WORKING DATA =
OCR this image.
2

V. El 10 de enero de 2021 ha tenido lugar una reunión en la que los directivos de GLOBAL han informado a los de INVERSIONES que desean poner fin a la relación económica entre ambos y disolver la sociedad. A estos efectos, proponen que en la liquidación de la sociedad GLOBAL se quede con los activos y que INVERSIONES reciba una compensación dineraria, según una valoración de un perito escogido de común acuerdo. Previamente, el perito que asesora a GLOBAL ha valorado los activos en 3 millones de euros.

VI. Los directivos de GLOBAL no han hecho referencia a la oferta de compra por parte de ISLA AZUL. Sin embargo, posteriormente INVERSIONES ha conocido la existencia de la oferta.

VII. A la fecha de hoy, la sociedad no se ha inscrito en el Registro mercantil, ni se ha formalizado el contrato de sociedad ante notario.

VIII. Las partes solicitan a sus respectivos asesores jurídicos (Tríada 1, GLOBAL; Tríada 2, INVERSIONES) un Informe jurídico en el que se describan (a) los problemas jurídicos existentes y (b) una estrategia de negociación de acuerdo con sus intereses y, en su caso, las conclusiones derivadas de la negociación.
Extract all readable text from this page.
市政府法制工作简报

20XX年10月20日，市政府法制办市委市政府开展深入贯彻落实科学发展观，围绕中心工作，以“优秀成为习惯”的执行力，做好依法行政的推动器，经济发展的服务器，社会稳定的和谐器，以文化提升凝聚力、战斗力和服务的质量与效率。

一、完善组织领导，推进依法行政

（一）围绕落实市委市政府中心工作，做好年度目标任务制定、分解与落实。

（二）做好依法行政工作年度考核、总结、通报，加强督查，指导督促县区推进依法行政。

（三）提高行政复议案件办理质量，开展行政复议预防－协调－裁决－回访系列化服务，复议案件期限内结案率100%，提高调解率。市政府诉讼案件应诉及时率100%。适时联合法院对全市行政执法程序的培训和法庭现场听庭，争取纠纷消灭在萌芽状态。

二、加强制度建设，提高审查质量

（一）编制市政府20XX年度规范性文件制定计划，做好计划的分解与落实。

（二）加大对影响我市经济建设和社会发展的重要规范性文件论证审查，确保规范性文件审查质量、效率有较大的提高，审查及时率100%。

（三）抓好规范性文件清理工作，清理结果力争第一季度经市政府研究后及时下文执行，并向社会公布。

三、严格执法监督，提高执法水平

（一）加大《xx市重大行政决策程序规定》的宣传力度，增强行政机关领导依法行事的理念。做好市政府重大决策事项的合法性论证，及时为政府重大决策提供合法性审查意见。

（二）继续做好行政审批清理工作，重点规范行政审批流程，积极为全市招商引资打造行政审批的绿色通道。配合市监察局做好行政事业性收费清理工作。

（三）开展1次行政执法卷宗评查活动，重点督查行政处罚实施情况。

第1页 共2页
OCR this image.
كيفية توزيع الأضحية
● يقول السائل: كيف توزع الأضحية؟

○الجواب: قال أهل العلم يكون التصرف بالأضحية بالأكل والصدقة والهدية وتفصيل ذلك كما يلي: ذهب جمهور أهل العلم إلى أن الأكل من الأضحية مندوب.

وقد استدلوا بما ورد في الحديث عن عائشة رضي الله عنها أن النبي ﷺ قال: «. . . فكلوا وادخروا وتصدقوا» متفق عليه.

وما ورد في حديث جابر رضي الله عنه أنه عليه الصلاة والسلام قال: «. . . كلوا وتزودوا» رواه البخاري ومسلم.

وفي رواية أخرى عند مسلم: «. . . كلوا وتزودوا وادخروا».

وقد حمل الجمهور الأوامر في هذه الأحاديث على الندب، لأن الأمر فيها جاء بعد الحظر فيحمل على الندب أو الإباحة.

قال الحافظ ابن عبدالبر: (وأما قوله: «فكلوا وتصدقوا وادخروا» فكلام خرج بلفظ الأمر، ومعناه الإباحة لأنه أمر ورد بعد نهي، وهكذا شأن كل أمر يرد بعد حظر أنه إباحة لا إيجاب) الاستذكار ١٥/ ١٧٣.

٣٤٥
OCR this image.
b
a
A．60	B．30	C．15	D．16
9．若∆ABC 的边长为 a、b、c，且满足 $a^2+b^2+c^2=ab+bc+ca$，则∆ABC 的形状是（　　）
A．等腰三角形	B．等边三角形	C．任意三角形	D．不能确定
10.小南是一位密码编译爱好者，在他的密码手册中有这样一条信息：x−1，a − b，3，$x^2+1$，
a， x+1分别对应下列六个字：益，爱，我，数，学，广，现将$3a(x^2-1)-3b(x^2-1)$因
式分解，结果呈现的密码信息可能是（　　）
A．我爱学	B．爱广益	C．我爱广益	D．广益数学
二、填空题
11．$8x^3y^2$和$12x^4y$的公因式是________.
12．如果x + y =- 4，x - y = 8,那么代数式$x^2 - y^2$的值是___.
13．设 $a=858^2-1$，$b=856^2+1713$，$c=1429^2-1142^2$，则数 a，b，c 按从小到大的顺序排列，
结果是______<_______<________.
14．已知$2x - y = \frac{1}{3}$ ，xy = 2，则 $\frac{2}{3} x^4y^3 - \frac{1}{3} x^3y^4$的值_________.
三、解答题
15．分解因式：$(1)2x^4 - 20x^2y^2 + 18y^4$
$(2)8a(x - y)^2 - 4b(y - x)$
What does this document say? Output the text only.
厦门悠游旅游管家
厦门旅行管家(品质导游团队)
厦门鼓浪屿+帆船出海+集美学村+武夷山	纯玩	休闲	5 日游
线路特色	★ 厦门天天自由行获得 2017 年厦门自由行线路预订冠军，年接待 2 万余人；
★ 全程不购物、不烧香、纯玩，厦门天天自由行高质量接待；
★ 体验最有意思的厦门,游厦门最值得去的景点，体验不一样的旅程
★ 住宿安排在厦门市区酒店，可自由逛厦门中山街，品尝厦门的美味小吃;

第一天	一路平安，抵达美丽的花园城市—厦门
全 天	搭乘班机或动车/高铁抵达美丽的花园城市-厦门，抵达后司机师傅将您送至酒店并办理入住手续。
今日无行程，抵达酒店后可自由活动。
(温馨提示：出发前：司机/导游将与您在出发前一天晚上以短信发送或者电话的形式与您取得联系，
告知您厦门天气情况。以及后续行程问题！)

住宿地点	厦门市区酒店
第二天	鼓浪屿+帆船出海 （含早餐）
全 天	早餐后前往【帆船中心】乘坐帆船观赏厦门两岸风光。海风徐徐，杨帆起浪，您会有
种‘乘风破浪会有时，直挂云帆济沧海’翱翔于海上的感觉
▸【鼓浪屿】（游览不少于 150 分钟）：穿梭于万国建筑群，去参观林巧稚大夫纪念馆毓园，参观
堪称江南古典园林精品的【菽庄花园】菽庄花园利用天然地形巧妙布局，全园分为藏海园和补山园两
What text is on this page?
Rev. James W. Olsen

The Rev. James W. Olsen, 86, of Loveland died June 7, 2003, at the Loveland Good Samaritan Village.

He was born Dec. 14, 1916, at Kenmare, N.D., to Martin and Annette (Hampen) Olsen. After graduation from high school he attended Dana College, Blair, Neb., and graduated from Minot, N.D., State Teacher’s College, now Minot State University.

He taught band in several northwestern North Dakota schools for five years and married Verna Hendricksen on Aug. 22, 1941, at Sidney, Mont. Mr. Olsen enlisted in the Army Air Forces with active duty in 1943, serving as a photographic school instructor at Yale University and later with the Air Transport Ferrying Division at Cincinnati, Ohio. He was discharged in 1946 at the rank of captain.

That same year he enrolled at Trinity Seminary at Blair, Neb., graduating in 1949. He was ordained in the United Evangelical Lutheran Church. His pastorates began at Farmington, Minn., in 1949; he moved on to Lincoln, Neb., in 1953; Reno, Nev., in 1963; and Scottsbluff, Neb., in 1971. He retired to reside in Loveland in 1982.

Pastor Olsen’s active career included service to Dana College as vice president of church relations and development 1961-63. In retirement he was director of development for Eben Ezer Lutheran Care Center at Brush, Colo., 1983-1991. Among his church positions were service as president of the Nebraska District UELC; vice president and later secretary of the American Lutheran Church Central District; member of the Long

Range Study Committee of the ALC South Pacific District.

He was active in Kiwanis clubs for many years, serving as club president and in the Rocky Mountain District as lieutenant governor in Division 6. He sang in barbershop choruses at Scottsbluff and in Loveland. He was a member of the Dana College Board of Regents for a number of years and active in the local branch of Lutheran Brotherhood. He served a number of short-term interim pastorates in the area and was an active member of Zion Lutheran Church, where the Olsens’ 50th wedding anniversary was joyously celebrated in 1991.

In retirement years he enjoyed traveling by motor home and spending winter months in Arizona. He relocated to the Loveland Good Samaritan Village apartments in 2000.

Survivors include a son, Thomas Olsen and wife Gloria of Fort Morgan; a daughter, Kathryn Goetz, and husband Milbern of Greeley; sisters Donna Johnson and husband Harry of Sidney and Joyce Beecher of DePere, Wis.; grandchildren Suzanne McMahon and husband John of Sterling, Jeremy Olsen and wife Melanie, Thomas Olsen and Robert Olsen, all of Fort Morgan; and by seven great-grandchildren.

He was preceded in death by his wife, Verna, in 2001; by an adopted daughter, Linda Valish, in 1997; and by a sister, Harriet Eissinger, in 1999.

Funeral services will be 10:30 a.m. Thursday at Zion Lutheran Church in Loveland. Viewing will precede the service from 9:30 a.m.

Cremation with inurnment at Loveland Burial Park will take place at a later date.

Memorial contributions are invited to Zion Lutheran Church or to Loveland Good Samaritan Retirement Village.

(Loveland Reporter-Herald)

YOUR TASK = Scan the lines for the string "Dana". Pick out every line that has it.

SOLUTION TO THIS EXERCISE =
He was born Dec. 14, 1916, at Kenmare, N.D., to Martin and Annette (Hampen) Olsen. After graduation from high school he attended Dana College, Blair, Neb., and graduated from Minot, N.D., State Teacher’s College, now Minot State University.
Pastor Olsen’s active career included service to Dana College as vice president of church relations and development 1961-63. In retirement he was director of development for Eben Ezer Lutheran Care Center at Brush, Colo., 1983-1991. Among his church positions were service as president of the Nebraska District UELC; vice president and later secretary of the American Lutheran Church Central District; member of the Long
He was active in Kiwanis clubs for many years, serving as club president and in the Rocky Mountain District as lieutenant governor in Division 6. He sang in barbershop choruses at Scottsbluff and in Loveland. He was a member of the Dana College Board of Regents for a number of years and active in the local branch of Lutheran Brotherhood. He served a number of short-term interim pastorates in the area and was an active member of Zion Lutheran Church, where the Olsens’ 50th wedding anniversary was joyously celebrated in 1991.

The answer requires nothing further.